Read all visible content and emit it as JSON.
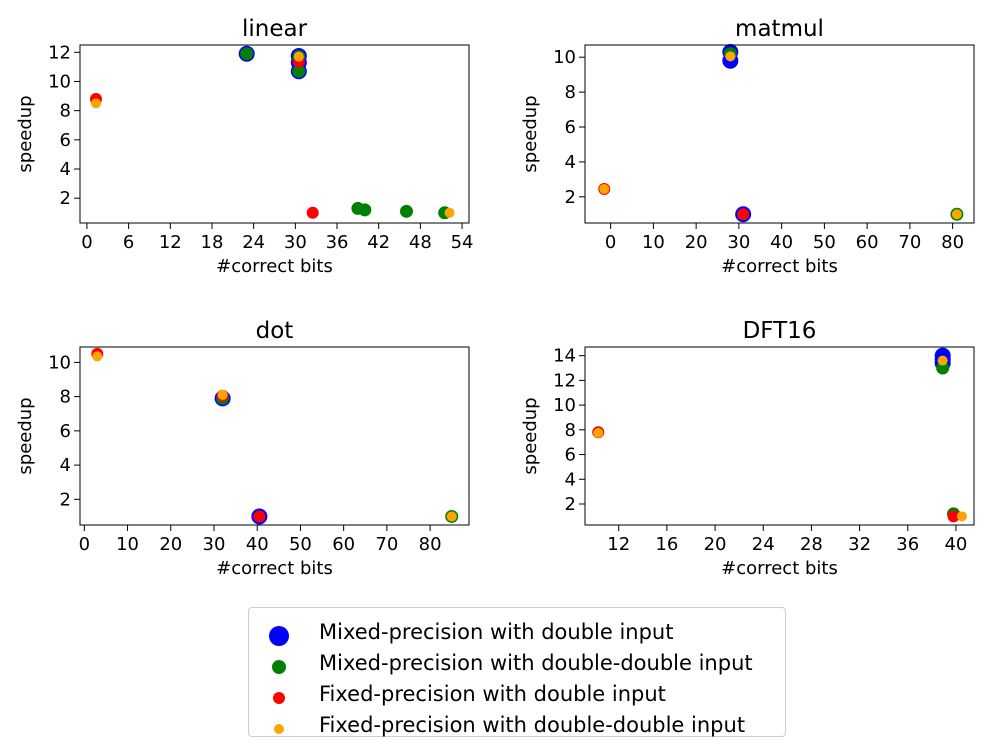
{
  "series_meta": [
    {
      "key": "mixed_double",
      "name": "Mixed-precision with double input",
      "color": "#0000ff"
    },
    {
      "key": "mixed_dd",
      "name": "Mixed-precision with double-double input",
      "color": "#008000"
    },
    {
      "key": "fixed_double",
      "name": "Fixed-precision with double input",
      "color": "#ff0000"
    },
    {
      "key": "fixed_dd",
      "name": "Fixed-precision with double-double input",
      "color": "#ffa500"
    }
  ],
  "chart_data": [
    {
      "type": "scatter",
      "title": "linear",
      "xlabel": "#correct bits",
      "ylabel": "speedup",
      "xlim": [
        -1,
        55
      ],
      "ylim": [
        0.3,
        12.5
      ],
      "xticks": [
        0,
        6,
        12,
        18,
        24,
        30,
        36,
        42,
        48,
        54
      ],
      "yticks": [
        2,
        4,
        6,
        8,
        10,
        12
      ],
      "series": [
        {
          "name": "Mixed-precision with double input",
          "points": [
            [
              23,
              11.9
            ],
            [
              30.5,
              11.75
            ],
            [
              30.5,
              11.3
            ],
            [
              30.5,
              10.7
            ]
          ]
        },
        {
          "name": "Mixed-precision with double-double input",
          "points": [
            [
              23,
              11.9
            ],
            [
              30.5,
              11.7
            ],
            [
              30.5,
              10.7
            ],
            [
              39,
              1.3
            ],
            [
              40,
              1.2
            ],
            [
              46,
              1.1
            ],
            [
              51.5,
              1.0
            ]
          ]
        },
        {
          "name": "Fixed-precision with double input",
          "points": [
            [
              1.3,
              8.8
            ],
            [
              30.5,
              11.35
            ],
            [
              32.5,
              1.0
            ]
          ]
        },
        {
          "name": "Fixed-precision with double-double input",
          "points": [
            [
              1.3,
              8.5
            ],
            [
              30.5,
              11.7
            ],
            [
              52.2,
              1.0
            ]
          ]
        }
      ]
    },
    {
      "type": "scatter",
      "title": "matmul",
      "xlabel": "#correct bits",
      "ylabel": "speedup",
      "xlim": [
        -6,
        85
      ],
      "ylim": [
        0.5,
        10.7
      ],
      "xticks": [
        0,
        10,
        20,
        30,
        40,
        50,
        60,
        70,
        80
      ],
      "yticks": [
        2,
        4,
        6,
        8,
        10
      ],
      "series": [
        {
          "name": "Mixed-precision with double input",
          "points": [
            [
              28,
              10.3
            ],
            [
              28,
              9.8
            ],
            [
              31,
              1.0
            ]
          ]
        },
        {
          "name": "Mixed-precision with double-double input",
          "points": [
            [
              28,
              10.2
            ],
            [
              81,
              1.0
            ]
          ]
        },
        {
          "name": "Fixed-precision with double input",
          "points": [
            [
              -1.5,
              2.45
            ],
            [
              31,
              1.0
            ]
          ]
        },
        {
          "name": "Fixed-precision with double-double input",
          "points": [
            [
              -1.5,
              2.45
            ],
            [
              28,
              10.05
            ],
            [
              81,
              1.0
            ]
          ]
        }
      ]
    },
    {
      "type": "scatter",
      "title": "dot",
      "xlabel": "#correct bits",
      "ylabel": "speedup",
      "xlim": [
        -1,
        89
      ],
      "ylim": [
        0.5,
        10.9
      ],
      "xticks": [
        0,
        10,
        20,
        30,
        40,
        50,
        60,
        70,
        80
      ],
      "yticks": [
        2,
        4,
        6,
        8,
        10
      ],
      "series": [
        {
          "name": "Mixed-precision with double input",
          "points": [
            [
              32,
              7.9
            ],
            [
              40.5,
              1.0
            ]
          ]
        },
        {
          "name": "Mixed-precision with double-double input",
          "points": [
            [
              32,
              7.9
            ],
            [
              85,
              1.0
            ]
          ]
        },
        {
          "name": "Fixed-precision with double input",
          "points": [
            [
              3,
              10.5
            ],
            [
              32,
              8.05
            ],
            [
              40.5,
              1.0
            ]
          ]
        },
        {
          "name": "Fixed-precision with double-double input",
          "points": [
            [
              3,
              10.35
            ],
            [
              32,
              8.1
            ],
            [
              85,
              1.0
            ]
          ]
        }
      ]
    },
    {
      "type": "scatter",
      "title": "DFT16",
      "xlabel": "#correct bits",
      "ylabel": "speedup",
      "xlim": [
        9.2,
        41.5
      ],
      "ylim": [
        0.3,
        14.7
      ],
      "xticks": [
        12,
        16,
        20,
        24,
        28,
        32,
        36,
        40
      ],
      "yticks": [
        2,
        4,
        6,
        8,
        10,
        12,
        14
      ],
      "series": [
        {
          "name": "Mixed-precision with double input",
          "points": [
            [
              38.9,
              14.0
            ],
            [
              38.9,
              13.7
            ],
            [
              38.9,
              13.4
            ]
          ]
        },
        {
          "name": "Mixed-precision with double-double input",
          "points": [
            [
              38.9,
              13.0
            ],
            [
              39.8,
              1.2
            ]
          ]
        },
        {
          "name": "Fixed-precision with double input",
          "points": [
            [
              10.3,
              7.8
            ],
            [
              39.8,
              1.0
            ]
          ]
        },
        {
          "name": "Fixed-precision with double-double input",
          "points": [
            [
              10.3,
              7.75
            ],
            [
              38.9,
              13.6
            ],
            [
              40.5,
              1.0
            ]
          ]
        }
      ]
    }
  ]
}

================

▶ DIRECTIONS FOR THIS TASK
Copy the listing over exactly, skipping the pictures it holds.

▶ FINISHED EXERCISE
Read all visible content and emit it as JSON.
{
  "series_meta": [
    {
      "key": "mixed_double",
      "name": "Mixed-precision with double input",
      "color": "#0000ff"
    },
    {
      "key": "mixed_dd",
      "name": "Mixed-precision with double-double input",
      "color": "#008000"
    },
    {
      "key": "fixed_double",
      "name": "Fixed-precision with double input",
      "color": "#ff0000"
    },
    {
      "key": "fixed_dd",
      "name": "Fixed-precision with double-double input",
      "color": "#ffa500"
    }
  ],
  "chart_data": [
    {
      "type": "scatter",
      "title": "linear",
      "xlabel": "#correct bits",
      "ylabel": "speedup",
      "xlim": [
        -1,
        55
      ],
      "ylim": [
        0.3,
        12.5
      ],
      "xticks": [
        0,
        6,
        12,
        18,
        24,
        30,
        36,
        42,
        48,
        54
      ],
      "yticks": [
        2,
        4,
        6,
        8,
        10,
        12
      ],
      "series": [
        {
          "name": "Mixed-precision with double input",
          "points": [
            [
              23,
              11.9
            ],
            [
              30.5,
              11.75
            ],
            [
              30.5,
              11.3
            ],
            [
              30.5,
              10.7
            ]
          ]
        },
        {
          "name": "Mixed-precision with double-double input",
          "points": [
            [
              23,
              11.9
            ],
            [
              30.5,
              11.7
            ],
            [
              30.5,
              10.7
            ],
            [
              39,
              1.3
            ],
            [
              40,
              1.2
            ],
            [
              46,
              1.1
            ],
            [
              51.5,
              1.0
            ]
          ]
        },
        {
          "name": "Fixed-precision with double input",
          "points": [
            [
              1.3,
              8.8
            ],
            [
              30.5,
              11.35
            ],
            [
              32.5,
              1.0
            ]
          ]
        },
        {
          "name": "Fixed-precision with double-double input",
          "points": [
            [
              1.3,
              8.5
            ],
            [
              30.5,
              11.7
            ],
            [
              52.2,
              1.0
            ]
          ]
        }
      ]
    },
    {
      "type": "scatter",
      "title": "matmul",
      "xlabel": "#correct bits",
      "ylabel": "speedup",
      "xlim": [
        -6,
        85
      ],
      "ylim": [
        0.5,
        10.7
      ],
      "xticks": [
        0,
        10,
        20,
        30,
        40,
        50,
        60,
        70,
        80
      ],
      "yticks": [
        2,
        4,
        6,
        8,
        10
      ],
      "series": [
        {
          "name": "Mixed-precision with double input",
          "points": [
            [
              28,
              10.3
            ],
            [
              28,
              9.8
            ],
            [
              31,
              1.0
            ]
          ]
        },
        {
          "name": "Mixed-precision with double-double input",
          "points": [
            [
              28,
              10.2
            ],
            [
              81,
              1.0
            ]
          ]
        },
        {
          "name": "Fixed-precision with double input",
          "points": [
            [
              -1.5,
              2.45
            ],
            [
              31,
              1.0
            ]
          ]
        },
        {
          "name": "Fixed-precision with double-double input",
          "points": [
            [
              -1.5,
              2.45
            ],
            [
              28,
              10.05
            ],
            [
              81,
              1.0
            ]
          ]
        }
      ]
    },
    {
      "type": "scatter",
      "title": "dot",
      "xlabel": "#correct bits",
      "ylabel": "speedup",
      "xlim": [
        -1,
        89
      ],
      "ylim": [
        0.5,
        10.9
      ],
      "xticks": [
        0,
        10,
        20,
        30,
        40,
        50,
        60,
        70,
        80
      ],
      "yticks": [
        2,
        4,
        6,
        8,
        10
      ],
      "series": [
        {
          "name": "Mixed-precision with double input",
          "points": [
            [
              32,
              7.9
            ],
            [
              40.5,
              1.0
            ]
          ]
        },
        {
          "name": "Mixed-precision with double-double input",
          "points": [
            [
              32,
              7.9
            ],
            [
              85,
              1.0
            ]
          ]
        },
        {
          "name": "Fixed-precision with double input",
          "points": [
            [
              3,
              10.5
            ],
            [
              32,
              8.05
            ],
            [
              40.5,
              1.0
            ]
          ]
        },
        {
          "name": "Fixed-precision with double-double input",
          "points": [
            [
              3,
              10.35
            ],
            [
              32,
              8.1
            ],
            [
              85,
              1.0
            ]
          ]
        }
      ]
    },
    {
      "type": "scatter",
      "title": "DFT16",
      "xlabel": "#correct bits",
      "ylabel": "speedup",
      "xlim": [
        9.2,
        41.5
      ],
      "ylim": [
        0.3,
        14.7
      ],
      "xticks": [
        12,
        16,
        20,
        24,
        28,
        32,
        36,
        40
      ],
      "yticks": [
        2,
        4,
        6,
        8,
        10,
        12,
        14
      ],
      "series": [
        {
          "name": "Mixed-precision with double input",
          "points": [
            [
              38.9,
              14.0
            ],
            [
              38.9,
              13.7
            ],
            [
              38.9,
              13.4
            ]
          ]
        },
        {
          "name": "Mixed-precision with double-double input",
          "points": [
            [
              38.9,
              13.0
            ],
            [
              39.8,
              1.2
            ]
          ]
        },
        {
          "name": "Fixed-precision with double input",
          "points": [
            [
              10.3,
              7.8
            ],
            [
              39.8,
              1.0
            ]
          ]
        },
        {
          "name": "Fixed-precision with double-double input",
          "points": [
            [
              10.3,
              7.75
            ],
            [
              38.9,
              13.6
            ],
            [
              40.5,
              1.0
            ]
          ]
        }
      ]
    }
  ]
}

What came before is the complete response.